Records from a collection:
* * * *
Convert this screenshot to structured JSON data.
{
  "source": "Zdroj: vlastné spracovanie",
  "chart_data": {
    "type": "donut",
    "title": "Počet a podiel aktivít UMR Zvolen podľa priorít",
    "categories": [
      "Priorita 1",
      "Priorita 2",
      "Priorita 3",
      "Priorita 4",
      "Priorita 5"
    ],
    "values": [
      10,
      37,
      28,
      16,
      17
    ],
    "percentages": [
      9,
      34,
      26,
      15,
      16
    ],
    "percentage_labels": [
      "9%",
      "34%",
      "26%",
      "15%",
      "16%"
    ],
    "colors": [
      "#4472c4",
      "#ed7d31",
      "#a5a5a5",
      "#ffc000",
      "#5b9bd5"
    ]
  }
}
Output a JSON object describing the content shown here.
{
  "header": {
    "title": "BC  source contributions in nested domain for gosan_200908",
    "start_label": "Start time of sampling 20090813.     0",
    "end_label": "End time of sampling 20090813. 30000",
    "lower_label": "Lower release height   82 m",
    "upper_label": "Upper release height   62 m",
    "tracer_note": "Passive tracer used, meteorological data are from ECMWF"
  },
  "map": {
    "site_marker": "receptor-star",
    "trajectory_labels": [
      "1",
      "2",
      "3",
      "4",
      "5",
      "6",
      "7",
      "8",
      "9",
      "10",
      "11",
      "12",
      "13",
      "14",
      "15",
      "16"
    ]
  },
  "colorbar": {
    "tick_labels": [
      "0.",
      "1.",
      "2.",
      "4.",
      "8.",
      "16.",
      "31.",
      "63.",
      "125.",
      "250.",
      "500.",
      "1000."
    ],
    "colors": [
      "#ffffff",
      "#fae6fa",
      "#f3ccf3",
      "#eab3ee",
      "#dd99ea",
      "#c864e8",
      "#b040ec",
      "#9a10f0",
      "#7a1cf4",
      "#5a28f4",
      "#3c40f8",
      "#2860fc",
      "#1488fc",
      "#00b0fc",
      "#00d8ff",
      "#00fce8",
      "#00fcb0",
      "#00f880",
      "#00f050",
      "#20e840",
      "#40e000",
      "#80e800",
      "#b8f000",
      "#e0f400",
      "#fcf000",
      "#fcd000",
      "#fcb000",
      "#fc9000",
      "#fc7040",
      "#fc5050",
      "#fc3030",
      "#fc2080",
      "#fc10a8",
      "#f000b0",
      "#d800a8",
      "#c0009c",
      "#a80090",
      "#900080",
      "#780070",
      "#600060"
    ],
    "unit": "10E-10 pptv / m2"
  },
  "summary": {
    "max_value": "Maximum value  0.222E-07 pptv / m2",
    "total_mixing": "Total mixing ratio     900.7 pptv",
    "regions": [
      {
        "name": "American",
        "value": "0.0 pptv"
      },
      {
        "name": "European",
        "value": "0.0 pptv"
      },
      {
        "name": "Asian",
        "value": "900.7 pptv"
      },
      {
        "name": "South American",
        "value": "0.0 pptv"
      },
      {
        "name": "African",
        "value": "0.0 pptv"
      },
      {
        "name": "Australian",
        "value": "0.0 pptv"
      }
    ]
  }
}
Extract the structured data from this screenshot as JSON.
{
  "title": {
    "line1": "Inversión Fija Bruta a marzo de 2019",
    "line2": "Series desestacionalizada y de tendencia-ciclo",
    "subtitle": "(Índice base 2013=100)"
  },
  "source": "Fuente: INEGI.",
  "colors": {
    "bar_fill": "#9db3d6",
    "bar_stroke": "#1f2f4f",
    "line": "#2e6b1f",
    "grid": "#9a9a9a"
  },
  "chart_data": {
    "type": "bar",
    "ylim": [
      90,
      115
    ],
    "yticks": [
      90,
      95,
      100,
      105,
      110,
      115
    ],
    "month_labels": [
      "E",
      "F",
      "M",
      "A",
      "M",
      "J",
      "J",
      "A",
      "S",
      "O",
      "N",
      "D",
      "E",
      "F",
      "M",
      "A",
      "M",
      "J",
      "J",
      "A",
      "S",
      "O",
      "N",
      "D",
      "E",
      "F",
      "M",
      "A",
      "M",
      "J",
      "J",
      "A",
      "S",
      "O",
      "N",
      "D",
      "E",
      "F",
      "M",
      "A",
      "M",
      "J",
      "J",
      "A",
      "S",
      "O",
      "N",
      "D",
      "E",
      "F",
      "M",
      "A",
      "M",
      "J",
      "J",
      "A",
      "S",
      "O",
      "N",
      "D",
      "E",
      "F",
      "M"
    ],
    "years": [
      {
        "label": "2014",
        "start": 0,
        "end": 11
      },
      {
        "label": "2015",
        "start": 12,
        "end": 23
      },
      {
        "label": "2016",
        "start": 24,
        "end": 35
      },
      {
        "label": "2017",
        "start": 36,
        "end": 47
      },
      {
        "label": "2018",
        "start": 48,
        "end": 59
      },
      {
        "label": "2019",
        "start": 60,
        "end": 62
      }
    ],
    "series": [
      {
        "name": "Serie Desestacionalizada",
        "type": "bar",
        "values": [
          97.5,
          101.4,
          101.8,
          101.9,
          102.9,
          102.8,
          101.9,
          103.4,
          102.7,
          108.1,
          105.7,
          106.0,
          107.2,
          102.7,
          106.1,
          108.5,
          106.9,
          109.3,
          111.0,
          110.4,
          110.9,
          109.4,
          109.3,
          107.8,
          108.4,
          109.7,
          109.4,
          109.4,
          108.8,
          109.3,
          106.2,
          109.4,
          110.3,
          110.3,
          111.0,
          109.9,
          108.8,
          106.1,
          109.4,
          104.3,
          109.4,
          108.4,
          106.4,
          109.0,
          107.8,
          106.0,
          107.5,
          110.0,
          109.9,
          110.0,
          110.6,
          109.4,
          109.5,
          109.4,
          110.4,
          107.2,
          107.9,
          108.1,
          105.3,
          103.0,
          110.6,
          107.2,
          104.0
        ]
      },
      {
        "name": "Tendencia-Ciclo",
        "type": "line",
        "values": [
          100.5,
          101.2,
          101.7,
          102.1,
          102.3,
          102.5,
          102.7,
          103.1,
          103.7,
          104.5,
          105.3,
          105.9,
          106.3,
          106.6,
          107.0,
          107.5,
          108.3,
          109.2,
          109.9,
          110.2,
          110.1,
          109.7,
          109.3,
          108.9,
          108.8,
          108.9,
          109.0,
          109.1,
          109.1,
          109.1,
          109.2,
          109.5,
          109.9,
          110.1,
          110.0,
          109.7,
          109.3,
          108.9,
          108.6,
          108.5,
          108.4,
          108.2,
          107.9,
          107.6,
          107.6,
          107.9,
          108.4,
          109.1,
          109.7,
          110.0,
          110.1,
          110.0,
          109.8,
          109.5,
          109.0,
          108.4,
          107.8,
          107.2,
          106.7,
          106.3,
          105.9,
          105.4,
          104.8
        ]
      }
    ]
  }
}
* * * *
Find all lines with "structured" in them and copy each one.

Convert this screenshot to structured JSON data.
Extract the structured data from this screenshot as JSON.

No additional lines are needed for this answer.